**Exercise requirements:**
Locate and copy each line in the data that contains the word "的距离为".

Data items:

[start]

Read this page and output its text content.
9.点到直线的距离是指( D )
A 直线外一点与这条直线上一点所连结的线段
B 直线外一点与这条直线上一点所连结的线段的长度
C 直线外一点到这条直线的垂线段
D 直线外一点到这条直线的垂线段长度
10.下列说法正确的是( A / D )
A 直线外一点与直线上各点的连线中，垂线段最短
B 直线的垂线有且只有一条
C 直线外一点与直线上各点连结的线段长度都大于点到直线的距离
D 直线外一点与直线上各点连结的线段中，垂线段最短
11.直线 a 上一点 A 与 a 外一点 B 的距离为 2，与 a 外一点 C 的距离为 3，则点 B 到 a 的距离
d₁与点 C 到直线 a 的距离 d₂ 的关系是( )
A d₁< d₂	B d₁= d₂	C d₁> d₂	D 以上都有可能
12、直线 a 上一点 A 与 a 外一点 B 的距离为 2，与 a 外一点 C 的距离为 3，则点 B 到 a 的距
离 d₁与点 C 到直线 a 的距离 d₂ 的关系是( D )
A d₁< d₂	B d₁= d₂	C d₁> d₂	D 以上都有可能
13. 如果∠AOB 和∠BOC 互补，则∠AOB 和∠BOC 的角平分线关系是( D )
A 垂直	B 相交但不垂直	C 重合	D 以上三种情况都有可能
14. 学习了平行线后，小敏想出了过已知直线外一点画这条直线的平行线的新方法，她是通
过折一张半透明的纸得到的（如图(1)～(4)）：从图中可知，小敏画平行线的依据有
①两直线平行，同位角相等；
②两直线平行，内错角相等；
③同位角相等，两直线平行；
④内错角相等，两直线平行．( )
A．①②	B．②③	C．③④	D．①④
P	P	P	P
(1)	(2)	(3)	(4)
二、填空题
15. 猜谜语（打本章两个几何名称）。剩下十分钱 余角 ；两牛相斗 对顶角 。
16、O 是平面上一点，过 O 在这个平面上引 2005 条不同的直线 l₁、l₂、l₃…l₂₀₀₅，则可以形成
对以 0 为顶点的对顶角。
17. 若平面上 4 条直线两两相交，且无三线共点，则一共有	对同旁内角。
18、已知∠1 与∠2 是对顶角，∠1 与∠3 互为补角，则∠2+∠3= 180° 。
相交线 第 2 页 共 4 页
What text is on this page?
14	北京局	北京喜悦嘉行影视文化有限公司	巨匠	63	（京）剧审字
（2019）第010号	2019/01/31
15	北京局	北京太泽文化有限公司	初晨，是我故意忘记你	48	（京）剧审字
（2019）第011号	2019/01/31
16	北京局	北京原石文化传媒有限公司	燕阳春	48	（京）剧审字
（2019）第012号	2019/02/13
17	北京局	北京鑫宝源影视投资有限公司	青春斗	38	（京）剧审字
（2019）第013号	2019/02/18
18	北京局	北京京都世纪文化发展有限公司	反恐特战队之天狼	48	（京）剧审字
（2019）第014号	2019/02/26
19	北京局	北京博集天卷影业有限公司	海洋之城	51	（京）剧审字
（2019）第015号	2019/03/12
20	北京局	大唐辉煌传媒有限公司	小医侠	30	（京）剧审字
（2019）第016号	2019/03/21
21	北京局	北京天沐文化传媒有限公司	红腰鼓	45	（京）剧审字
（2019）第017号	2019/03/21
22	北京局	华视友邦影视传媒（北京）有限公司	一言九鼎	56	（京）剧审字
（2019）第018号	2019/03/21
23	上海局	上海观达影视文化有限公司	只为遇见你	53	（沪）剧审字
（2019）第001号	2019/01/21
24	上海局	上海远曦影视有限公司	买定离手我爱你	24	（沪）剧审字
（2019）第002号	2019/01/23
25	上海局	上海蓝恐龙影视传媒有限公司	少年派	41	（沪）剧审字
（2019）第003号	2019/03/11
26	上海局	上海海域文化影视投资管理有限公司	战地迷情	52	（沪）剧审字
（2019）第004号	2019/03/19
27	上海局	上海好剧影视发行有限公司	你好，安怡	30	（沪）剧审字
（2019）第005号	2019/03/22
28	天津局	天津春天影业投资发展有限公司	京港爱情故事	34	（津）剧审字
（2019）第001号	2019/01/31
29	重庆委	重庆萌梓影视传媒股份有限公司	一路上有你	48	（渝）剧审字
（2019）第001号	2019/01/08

[end]

**Complete output:**
11.直线 a 上一点 A 与 a 外一点 B 的距离为 2，与 a 外一点 C 的距离为 3，则点 B 到 a 的距离
12、直线 a 上一点 A 与 a 外一点 B 的距离为 2，与 a 外一点 C 的距离为 3，则点 B 到 a 的距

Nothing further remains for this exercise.